Source extract.
###
Lab: Replicating Dehejia-Wahba (1999) Propensity Score Matching
Replicate the classic Dehejia-Wahba (1999) propensity score matching analysis of the National Supported Work (NSW) program. Compare experimental benchmarks with observational estimates using nearest-neighbor matching, propensity score matching, and coarsened exact matching.
Overview
In this lab you will replicate one of the most influential studies in the causal inference literature. Lalonde (1986) showed that non-experimental estimators often fail to recover the experimental benchmark estimate of a job training program. Dehejia and Wahba (1999) demonstrated that propensity score matching can recover this benchmark from observational data. You will reproduce their key findings and extend the analysis with modern matching methods.
What you will learn:
- How to load and work with the classic Lalonde/NSW dataset
- How the experimental benchmark provides a ground truth for evaluating observational methods
- How to implement propensity score matching, nearest-neighbor matching, and CEM
- How to assess covariate balance before and after matching
- Why some observational comparison groups are harder to match than others
Prerequisites: Familiarity with the potential outcomes framework and propensity scores. Completion of the matching tutorial lab is recommended.
###
Given records.
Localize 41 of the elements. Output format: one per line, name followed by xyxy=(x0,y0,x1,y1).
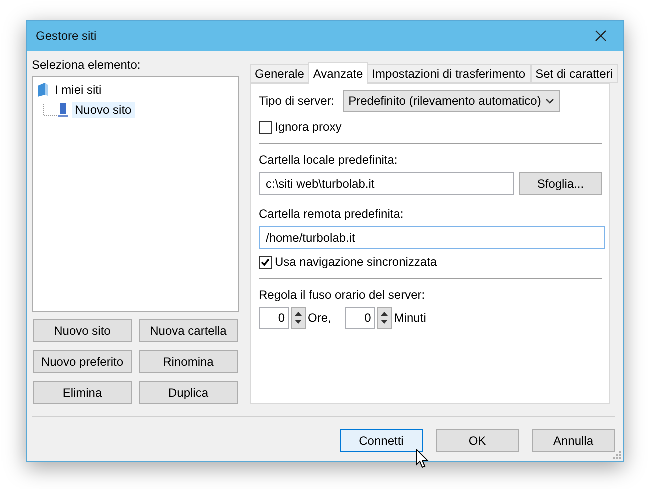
checkbox-label[interactable]: Usa navigazione sincronizzata xyxy=(275,255,438,269)
field-label: Regola il fuso orario del server: xyxy=(259,288,426,302)
remote-folder-field[interactable]: /home/turbolab.it xyxy=(259,226,605,249)
site-action-button[interactable]: Nuova cartella xyxy=(139,319,238,342)
local-folder-field[interactable]: c:\siti web\turbolab.it xyxy=(259,172,514,195)
chevron-down-icon xyxy=(546,98,554,104)
number-field[interactable]: 0 xyxy=(259,307,289,329)
site-action-button[interactable]: Rinomina xyxy=(139,350,238,373)
tree-item[interactable]: I miei siti xyxy=(52,82,105,98)
spin-buttons[interactable] xyxy=(377,307,392,329)
tree-connector xyxy=(43,104,57,116)
server-type-dropdown[interactable]: Predefinito (rilevamento automatico) xyxy=(342,90,560,112)
checkbox[interactable] xyxy=(259,120,272,134)
dialog-button[interactable]: Connetti xyxy=(340,429,423,452)
unit-label: Minuti xyxy=(394,311,426,325)
browse-button[interactable]: Sfoglia... xyxy=(519,172,602,195)
tab[interactable]: Impostazioni di trasferimento xyxy=(367,64,531,83)
tab[interactable]: Generale xyxy=(250,64,310,83)
resize-grip-icon xyxy=(612,450,621,459)
dialog-button[interactable]: OK xyxy=(436,429,519,452)
mouse-pointer-icon xyxy=(416,449,429,469)
checkbox-label[interactable]: Ignora proxy xyxy=(275,120,342,134)
window-title: Gestore siti xyxy=(36,29,97,43)
site-action-button[interactable]: Duplica xyxy=(139,381,238,404)
checkbox[interactable] xyxy=(259,256,272,268)
tree-item[interactable]: Nuovo sito xyxy=(72,102,135,118)
field-label: Cartella locale predefinita: xyxy=(259,153,399,167)
number-field[interactable]: 0 xyxy=(345,307,376,329)
dialog-button[interactable]: Annulla xyxy=(532,429,615,452)
site-action-button[interactable]: Nuovo preferito xyxy=(33,350,132,373)
unit-label: Ore, xyxy=(308,311,332,325)
spin-buttons[interactable] xyxy=(291,307,306,329)
close-icon xyxy=(595,30,607,42)
field-label: Tipo di server: xyxy=(259,94,335,108)
tab[interactable]: Set di caratteri xyxy=(530,64,618,83)
site-action-button[interactable]: Nuovo sito xyxy=(33,319,132,342)
tree-label: Seleziona elemento: xyxy=(32,58,142,72)
field-label: Cartella remota predefinita: xyxy=(259,207,405,221)
server-icon xyxy=(57,102,69,118)
site-action-button[interactable]: Elimina xyxy=(33,381,132,404)
tab[interactable]: Avanzate xyxy=(308,62,368,84)
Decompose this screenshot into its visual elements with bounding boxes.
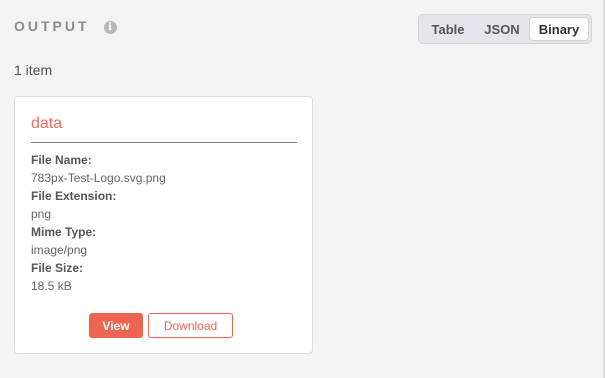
tab-table[interactable]: Table: [421, 17, 475, 41]
tab-binary[interactable]: Binary: [529, 17, 589, 41]
panel-title: OUTPUT: [14, 18, 90, 34]
item-count: 1 item: [14, 62, 53, 78]
download-button[interactable]: Download: [148, 313, 233, 338]
file-fields: File Name: 783px-Test-Logo.svg.png File …: [31, 151, 166, 295]
field-label-file-extension: File Extension:: [31, 189, 117, 203]
field-value-file-extension: png: [31, 207, 52, 221]
view-button[interactable]: View: [89, 313, 143, 338]
field-value-mime-type: image/png: [31, 243, 88, 257]
field-label-file-size: File Size:: [31, 261, 84, 275]
output-header: OUTPUT i: [14, 18, 117, 34]
field-value-file-name: 783px-Test-Logo.svg.png: [31, 171, 166, 185]
divider: [31, 142, 297, 143]
field-label-mime-type: Mime Type:: [31, 225, 97, 239]
field-value-file-size: 18.5 kB: [31, 279, 72, 293]
binary-data-card: data File Name: 783px-Test-Logo.svg.png …: [14, 96, 313, 354]
field-label-file-name: File Name:: [31, 153, 92, 167]
view-toggle: Table JSON Binary: [418, 14, 592, 44]
info-icon[interactable]: i: [103, 21, 117, 34]
tab-json[interactable]: JSON: [475, 17, 529, 41]
card-title: data: [31, 115, 63, 132]
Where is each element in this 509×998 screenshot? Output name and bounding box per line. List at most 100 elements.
###
Short task. Please write the next part of the Dehejia-Wahba matching lab, starting right after its prerequisites.

Exercise output.
Step 1: Load the NSW Experimental Data
The NSW dataset contains earnings data for randomly assigned treatment and control groups from the National Supported Work program.
library(MatchIt)
library(cobalt)
# The Lalonde data is built into MatchIt
data("lalonde", package = "MatchIt")
# Experimental subset
nsw <- lalonde
cat("=== NSW Experimental Data ===\n")
cat("N treated:", sum(nsw$treat == 1), "\n")
cat("N control:", sum(nsw$treat == 0), "\n")
# Experimental benchmark
ate_exp <- mean(nsw$re78[nsw$treat == 1]) - mean(nsw$re78[nsw$treat == 0])
cat("Experimental ATE: $", round(ate_exp), "\n")Expected output:
=== NSW Experimental Benchmark ===
Treated: n = 185, mean RE78 = $6,349
Control: n = 260, mean RE78 = $4,555
Experimental ATE: $1,794
(Dehejia-Wahba report approximately $1,794)
| Group | N | Mean RE78 |
|---|---|---|
| NSW Treated | 185 | ~$6,349 |
| NSW Control (experimental) | 260 | ~$4,555 |
| Experimental ATE | — | ~$1,794 |
This experimental estimate serves as the benchmark against which all observational methods will be evaluated.
Step 2: Construct the Observational Dataset
Replace the experimental control group with a non-experimental comparison group drawn from the CPS or PSID.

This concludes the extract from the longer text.